> **YOUR OBJECTIVE**
Locate each line of the material that contains "Pflicht", then return it.

> **DATA**
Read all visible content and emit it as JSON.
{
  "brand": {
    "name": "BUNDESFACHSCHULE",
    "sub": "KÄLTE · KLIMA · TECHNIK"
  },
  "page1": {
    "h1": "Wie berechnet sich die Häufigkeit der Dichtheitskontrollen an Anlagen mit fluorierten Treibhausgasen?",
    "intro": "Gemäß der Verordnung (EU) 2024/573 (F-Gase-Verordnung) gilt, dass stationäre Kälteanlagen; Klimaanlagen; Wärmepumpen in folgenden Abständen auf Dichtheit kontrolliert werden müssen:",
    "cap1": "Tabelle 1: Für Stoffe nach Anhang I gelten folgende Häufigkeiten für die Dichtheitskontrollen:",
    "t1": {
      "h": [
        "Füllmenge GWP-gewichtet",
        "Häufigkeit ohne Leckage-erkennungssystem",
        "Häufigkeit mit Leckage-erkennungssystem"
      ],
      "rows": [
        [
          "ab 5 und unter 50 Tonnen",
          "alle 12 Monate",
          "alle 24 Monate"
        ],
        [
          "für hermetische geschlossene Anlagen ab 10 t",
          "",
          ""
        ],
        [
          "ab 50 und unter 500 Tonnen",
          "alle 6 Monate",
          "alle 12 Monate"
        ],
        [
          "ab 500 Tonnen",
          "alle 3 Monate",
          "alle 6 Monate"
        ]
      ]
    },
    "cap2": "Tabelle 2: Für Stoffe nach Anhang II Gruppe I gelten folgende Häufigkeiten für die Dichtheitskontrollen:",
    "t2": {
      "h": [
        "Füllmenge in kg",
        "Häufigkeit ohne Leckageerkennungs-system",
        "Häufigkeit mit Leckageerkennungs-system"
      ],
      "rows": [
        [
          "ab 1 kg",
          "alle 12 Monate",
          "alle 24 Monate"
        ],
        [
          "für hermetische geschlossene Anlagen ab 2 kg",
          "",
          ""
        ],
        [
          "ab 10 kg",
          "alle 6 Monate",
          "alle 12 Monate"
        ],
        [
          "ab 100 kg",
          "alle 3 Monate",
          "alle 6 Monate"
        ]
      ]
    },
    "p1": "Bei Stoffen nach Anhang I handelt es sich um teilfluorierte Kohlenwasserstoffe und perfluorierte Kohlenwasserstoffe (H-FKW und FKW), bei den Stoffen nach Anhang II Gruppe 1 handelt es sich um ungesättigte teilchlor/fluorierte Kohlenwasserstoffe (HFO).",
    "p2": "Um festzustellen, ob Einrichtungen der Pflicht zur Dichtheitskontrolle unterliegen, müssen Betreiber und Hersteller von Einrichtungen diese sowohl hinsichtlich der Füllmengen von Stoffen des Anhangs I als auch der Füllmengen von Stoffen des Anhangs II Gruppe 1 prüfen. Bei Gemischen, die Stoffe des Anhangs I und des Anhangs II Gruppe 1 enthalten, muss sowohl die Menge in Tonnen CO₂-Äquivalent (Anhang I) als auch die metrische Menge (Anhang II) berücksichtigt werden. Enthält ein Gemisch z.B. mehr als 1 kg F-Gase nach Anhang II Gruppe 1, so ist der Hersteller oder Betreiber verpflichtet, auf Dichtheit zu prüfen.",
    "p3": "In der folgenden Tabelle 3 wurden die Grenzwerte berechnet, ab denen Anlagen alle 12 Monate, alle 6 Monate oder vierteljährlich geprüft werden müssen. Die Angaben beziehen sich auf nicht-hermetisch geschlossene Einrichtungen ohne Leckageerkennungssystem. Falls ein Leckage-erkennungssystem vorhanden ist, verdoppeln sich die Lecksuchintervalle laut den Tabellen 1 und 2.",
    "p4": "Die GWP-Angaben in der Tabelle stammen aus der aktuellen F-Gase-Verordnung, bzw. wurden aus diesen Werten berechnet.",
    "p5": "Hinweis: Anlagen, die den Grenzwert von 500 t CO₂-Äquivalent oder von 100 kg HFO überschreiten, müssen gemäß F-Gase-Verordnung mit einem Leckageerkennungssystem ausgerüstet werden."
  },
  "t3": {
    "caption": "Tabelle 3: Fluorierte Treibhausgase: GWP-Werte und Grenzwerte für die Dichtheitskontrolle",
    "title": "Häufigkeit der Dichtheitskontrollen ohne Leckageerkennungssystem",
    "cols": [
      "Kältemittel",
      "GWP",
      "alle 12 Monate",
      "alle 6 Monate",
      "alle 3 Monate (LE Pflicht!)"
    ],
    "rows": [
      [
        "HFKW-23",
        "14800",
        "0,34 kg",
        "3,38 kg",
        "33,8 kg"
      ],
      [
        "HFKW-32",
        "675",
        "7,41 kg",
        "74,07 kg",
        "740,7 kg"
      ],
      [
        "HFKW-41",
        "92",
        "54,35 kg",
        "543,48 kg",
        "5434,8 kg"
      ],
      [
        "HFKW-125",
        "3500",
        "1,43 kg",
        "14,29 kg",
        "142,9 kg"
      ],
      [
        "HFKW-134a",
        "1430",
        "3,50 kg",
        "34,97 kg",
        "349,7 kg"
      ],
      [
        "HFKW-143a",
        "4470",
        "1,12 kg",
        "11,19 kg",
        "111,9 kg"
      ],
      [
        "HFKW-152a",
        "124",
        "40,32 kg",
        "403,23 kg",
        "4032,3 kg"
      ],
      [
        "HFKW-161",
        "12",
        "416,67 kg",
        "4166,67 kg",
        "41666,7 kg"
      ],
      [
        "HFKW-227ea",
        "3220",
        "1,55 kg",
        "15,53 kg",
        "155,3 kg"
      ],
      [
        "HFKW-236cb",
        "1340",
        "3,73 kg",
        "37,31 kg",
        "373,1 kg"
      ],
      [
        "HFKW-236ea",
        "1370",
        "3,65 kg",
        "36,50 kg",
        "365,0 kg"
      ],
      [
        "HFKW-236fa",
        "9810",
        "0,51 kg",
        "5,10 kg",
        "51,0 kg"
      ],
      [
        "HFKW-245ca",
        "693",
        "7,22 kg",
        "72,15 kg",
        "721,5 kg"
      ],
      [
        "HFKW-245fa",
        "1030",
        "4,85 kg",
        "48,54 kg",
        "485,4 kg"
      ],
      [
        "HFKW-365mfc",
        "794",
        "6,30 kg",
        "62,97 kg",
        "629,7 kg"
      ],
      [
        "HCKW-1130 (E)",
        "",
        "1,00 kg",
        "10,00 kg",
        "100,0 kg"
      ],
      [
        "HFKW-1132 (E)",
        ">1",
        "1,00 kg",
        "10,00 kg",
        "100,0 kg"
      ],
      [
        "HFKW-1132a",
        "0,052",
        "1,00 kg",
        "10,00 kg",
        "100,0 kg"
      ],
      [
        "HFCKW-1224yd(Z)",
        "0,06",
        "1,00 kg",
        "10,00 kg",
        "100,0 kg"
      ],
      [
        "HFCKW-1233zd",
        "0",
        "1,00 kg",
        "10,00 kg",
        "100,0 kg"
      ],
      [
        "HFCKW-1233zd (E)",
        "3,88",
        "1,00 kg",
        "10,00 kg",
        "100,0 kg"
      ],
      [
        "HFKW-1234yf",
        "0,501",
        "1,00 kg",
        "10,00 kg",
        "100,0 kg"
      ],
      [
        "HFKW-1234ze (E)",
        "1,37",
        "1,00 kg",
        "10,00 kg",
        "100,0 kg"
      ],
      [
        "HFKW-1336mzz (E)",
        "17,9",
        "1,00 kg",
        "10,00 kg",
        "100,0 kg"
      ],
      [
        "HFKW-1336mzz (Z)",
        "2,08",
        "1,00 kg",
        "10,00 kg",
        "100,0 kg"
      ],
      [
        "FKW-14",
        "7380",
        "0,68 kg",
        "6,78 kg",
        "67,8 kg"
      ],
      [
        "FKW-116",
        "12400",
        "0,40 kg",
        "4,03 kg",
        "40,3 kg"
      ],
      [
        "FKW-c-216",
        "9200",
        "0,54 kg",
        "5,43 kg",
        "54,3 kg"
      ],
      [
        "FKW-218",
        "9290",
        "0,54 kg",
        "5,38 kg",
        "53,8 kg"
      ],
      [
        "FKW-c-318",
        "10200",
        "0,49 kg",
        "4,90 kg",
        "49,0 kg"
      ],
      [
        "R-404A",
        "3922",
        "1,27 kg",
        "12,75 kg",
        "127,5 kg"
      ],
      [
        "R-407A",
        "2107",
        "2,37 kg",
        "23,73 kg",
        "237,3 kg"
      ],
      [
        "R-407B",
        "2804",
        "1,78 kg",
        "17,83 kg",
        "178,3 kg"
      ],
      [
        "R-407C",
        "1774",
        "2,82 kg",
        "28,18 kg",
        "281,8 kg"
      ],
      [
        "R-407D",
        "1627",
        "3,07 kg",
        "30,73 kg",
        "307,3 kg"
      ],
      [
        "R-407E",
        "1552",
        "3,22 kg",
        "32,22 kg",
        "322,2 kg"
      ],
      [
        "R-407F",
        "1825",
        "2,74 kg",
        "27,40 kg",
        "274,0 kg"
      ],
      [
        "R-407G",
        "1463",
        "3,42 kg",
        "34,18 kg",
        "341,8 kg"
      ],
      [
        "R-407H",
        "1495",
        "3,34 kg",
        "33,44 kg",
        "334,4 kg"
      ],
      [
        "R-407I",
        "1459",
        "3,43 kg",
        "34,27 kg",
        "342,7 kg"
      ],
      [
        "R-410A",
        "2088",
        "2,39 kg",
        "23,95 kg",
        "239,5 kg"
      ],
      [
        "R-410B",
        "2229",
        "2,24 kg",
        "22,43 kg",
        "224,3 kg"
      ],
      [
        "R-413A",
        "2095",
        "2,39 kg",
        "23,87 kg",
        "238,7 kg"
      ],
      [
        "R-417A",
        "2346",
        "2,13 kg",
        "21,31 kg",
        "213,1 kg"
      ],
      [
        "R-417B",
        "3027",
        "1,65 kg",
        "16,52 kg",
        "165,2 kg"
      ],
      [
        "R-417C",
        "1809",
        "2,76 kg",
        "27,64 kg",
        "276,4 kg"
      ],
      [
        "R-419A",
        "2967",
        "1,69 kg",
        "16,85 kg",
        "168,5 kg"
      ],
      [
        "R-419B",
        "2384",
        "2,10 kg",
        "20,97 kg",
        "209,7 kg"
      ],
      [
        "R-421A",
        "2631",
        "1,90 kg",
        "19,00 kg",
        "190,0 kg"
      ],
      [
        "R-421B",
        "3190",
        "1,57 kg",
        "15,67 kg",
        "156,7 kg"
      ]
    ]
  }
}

> **RESPONSE TO THE TASK**
    "p2": "Um festzustellen, ob Einrichtungen der Pflicht zur Dichtheitskontrolle unterliegen, müssen Betreiber und Hersteller von Einrichtungen diese sowohl hinsichtlich der Füllmengen von Stoffen des Anhangs I als auch der Füllmengen von Stoffen des Anhangs II Gruppe 1 prüfen. Bei Gemischen, die Stoffe des Anhangs I und des Anhangs II Gruppe 1 enthalten, muss sowohl die Menge in Tonnen CO₂-Äquivalent (Anhang I) als auch die metrische Menge (Anhang II) berücksichtigt werden. Enthält ein Gemisch z.B. mehr als 1 kg F-Gase nach Anhang II Gruppe 1, so ist der Hersteller oder Betreiber verpflichtet, auf Dichtheit zu prüfen.",
      "alle 3 Monate (LE Pflicht!)"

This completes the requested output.